* _Exercise directions_
Identify the lines that contain the string "대한민국", then copy each of them.

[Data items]
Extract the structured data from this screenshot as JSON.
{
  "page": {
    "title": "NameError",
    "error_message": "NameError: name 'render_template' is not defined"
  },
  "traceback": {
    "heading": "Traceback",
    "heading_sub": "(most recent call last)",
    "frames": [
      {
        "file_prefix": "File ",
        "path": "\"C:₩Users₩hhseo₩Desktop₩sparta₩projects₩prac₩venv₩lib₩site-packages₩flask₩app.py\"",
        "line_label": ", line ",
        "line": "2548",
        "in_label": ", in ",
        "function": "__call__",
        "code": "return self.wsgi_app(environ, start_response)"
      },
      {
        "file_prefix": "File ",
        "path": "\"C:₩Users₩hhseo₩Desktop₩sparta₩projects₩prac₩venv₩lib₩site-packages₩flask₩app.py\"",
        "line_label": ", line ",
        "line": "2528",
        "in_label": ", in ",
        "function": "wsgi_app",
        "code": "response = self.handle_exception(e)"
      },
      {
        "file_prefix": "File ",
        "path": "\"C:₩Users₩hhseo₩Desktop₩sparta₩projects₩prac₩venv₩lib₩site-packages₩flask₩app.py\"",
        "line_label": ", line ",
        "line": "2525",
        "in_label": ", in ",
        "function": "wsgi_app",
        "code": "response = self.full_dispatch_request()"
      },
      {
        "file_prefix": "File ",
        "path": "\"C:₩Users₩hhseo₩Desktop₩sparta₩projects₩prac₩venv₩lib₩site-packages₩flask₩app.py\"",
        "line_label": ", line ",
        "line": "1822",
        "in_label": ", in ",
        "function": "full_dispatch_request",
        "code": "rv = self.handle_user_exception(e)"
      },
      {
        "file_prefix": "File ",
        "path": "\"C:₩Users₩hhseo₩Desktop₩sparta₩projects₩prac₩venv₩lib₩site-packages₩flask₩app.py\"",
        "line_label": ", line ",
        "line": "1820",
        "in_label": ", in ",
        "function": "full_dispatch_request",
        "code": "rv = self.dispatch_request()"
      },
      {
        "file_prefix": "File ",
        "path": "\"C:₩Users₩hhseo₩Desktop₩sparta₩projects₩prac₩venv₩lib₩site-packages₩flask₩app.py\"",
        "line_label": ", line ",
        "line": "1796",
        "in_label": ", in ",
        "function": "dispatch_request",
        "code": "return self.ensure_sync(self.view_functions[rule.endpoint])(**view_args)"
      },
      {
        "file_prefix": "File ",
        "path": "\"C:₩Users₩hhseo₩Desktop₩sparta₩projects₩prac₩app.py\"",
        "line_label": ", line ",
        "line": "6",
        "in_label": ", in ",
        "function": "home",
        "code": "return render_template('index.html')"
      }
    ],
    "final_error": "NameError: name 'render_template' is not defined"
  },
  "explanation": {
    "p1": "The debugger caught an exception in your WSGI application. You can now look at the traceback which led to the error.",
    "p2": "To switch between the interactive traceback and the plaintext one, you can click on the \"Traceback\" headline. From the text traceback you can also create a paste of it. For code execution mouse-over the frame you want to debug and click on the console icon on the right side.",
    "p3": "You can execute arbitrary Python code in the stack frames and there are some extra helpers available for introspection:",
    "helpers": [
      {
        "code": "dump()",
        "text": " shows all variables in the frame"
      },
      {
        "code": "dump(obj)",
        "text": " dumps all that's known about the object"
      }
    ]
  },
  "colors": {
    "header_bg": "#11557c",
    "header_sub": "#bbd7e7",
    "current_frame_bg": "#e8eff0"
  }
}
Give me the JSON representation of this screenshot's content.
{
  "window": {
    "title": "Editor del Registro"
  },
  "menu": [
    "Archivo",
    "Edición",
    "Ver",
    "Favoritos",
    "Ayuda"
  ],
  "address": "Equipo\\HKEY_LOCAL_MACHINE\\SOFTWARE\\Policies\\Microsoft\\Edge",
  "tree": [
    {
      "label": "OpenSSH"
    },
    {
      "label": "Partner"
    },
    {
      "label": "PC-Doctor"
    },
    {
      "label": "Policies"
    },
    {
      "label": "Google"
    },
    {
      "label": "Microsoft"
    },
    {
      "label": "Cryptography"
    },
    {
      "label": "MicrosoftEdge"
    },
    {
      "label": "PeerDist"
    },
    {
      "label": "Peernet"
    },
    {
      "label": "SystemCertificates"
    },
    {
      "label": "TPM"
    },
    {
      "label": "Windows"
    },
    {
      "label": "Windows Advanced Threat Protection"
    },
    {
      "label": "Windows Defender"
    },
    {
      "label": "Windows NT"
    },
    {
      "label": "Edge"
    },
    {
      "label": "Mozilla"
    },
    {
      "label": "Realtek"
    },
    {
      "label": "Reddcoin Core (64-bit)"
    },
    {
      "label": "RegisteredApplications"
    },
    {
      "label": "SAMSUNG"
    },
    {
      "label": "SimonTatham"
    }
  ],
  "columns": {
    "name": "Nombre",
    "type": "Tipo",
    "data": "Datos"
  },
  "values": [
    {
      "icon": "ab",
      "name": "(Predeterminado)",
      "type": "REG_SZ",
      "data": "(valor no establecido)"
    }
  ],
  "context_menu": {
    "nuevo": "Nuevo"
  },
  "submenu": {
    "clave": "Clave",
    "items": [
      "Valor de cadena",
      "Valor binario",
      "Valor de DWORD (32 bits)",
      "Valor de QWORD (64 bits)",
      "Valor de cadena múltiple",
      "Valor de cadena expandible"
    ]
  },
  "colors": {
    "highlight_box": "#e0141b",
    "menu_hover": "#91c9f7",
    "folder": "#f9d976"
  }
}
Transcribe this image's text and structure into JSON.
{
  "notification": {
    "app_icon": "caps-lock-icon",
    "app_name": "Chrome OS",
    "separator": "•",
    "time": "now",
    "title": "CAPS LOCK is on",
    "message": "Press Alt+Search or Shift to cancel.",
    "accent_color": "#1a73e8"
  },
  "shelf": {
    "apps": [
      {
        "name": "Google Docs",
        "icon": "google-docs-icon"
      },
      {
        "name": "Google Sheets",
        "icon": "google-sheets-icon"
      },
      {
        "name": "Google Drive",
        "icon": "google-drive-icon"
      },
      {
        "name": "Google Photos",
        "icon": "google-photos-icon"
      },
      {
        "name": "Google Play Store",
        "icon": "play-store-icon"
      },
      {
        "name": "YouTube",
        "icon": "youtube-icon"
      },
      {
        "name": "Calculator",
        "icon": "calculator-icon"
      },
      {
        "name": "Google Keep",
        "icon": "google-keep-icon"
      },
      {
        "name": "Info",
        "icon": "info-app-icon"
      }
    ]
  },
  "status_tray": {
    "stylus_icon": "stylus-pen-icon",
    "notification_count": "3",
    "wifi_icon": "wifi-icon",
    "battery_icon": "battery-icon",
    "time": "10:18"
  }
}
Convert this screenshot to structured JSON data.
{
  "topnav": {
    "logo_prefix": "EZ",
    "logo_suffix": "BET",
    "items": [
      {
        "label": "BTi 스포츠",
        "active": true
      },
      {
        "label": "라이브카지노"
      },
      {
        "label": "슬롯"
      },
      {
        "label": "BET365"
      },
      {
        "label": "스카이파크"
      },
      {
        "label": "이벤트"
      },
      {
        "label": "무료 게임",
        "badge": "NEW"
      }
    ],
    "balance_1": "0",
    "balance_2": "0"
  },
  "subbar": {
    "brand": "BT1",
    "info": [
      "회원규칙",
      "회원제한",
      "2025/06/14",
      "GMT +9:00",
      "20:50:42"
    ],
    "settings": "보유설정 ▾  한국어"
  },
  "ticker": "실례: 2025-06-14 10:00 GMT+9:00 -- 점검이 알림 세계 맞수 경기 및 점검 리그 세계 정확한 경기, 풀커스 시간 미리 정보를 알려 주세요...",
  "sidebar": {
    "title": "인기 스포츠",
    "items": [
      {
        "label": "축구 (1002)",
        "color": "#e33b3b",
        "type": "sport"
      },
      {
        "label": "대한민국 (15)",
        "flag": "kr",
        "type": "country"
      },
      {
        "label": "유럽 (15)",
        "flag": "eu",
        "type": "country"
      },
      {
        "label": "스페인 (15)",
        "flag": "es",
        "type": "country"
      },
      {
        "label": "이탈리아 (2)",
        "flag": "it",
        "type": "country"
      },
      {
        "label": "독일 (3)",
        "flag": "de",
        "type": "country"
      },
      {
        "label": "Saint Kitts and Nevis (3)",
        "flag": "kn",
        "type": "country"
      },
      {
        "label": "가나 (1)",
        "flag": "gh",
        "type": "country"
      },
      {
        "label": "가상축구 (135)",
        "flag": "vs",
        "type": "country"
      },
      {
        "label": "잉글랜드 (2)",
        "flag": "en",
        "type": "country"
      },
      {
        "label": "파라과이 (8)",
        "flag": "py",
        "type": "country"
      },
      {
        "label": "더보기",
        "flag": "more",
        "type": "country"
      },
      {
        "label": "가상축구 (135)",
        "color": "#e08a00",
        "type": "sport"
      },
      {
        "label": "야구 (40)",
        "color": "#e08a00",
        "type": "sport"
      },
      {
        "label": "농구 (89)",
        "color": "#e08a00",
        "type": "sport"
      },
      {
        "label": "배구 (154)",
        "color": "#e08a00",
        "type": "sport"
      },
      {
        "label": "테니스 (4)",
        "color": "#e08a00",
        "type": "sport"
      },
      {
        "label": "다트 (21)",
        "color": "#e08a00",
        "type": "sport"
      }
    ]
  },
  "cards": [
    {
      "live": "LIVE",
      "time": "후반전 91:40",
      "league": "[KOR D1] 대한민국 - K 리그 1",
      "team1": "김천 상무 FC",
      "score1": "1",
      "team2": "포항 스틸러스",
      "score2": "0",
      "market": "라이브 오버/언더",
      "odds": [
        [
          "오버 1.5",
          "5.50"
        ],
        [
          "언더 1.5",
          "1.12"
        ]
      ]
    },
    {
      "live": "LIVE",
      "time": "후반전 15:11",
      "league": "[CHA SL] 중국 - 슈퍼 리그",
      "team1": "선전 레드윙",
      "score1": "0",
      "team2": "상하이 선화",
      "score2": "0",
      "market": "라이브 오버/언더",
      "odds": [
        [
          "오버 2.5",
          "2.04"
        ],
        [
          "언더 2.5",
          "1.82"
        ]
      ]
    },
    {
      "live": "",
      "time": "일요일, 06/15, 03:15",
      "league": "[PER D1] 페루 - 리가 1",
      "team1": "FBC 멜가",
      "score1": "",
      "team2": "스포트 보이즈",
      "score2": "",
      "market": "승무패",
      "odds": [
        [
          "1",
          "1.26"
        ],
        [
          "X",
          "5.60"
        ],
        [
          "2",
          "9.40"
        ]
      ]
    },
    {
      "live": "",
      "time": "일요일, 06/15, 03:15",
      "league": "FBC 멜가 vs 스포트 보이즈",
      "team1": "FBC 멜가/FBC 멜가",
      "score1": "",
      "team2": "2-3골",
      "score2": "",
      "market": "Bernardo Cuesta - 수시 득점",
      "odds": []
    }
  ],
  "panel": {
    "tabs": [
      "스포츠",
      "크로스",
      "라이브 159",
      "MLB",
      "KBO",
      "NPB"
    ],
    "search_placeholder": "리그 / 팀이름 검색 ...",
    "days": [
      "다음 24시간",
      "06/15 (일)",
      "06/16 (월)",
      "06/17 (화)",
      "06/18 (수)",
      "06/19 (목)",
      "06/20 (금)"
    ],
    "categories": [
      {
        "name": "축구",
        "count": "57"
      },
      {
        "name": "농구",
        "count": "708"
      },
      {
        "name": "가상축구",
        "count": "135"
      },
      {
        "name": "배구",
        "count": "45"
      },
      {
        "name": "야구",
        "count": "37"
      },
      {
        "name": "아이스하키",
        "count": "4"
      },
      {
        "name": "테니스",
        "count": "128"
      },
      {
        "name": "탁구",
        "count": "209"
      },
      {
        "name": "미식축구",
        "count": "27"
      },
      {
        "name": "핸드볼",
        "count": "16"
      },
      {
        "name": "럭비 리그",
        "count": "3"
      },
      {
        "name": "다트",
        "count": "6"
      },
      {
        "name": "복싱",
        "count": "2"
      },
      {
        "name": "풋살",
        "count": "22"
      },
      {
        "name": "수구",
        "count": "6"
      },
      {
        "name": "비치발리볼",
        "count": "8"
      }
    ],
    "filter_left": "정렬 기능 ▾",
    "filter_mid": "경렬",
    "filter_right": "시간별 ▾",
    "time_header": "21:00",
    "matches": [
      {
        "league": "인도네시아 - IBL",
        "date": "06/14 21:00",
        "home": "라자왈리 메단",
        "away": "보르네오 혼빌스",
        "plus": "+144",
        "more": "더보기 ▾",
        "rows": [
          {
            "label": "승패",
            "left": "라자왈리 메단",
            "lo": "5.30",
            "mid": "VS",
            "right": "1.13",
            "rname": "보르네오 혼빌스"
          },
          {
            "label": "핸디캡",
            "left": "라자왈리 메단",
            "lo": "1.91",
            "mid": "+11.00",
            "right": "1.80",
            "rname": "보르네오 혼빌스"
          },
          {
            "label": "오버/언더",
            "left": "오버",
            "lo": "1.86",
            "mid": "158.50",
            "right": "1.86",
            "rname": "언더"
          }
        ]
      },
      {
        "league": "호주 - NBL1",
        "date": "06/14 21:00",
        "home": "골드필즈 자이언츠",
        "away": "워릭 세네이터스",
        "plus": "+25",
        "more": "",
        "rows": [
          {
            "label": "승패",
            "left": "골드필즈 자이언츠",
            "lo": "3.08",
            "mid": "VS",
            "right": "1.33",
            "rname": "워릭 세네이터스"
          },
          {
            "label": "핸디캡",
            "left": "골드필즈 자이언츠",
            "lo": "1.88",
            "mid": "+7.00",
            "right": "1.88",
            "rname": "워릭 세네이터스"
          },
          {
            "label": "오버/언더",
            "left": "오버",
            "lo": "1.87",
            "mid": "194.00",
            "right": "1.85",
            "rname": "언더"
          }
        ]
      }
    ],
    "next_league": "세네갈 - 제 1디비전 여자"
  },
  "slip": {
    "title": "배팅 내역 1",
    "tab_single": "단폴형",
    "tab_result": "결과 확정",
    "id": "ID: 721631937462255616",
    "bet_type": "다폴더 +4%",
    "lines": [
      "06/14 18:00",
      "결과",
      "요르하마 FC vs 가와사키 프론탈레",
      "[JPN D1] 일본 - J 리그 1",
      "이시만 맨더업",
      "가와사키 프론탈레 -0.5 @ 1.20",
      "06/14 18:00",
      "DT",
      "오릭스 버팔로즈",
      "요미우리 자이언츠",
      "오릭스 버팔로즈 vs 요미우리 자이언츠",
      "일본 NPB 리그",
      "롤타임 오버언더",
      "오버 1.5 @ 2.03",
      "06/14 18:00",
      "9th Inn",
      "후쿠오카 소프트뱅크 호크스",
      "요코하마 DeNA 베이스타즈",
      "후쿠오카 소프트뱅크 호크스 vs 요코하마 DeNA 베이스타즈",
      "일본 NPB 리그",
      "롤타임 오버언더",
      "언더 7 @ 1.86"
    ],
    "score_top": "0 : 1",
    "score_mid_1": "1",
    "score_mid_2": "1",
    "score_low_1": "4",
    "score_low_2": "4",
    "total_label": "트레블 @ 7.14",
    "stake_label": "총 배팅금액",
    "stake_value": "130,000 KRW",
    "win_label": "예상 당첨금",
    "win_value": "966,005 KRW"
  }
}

* _Answer to this problem_
        "label": "대한민국 (15)",
      "league": "[KOR D1] 대한민국 - K 리그 1",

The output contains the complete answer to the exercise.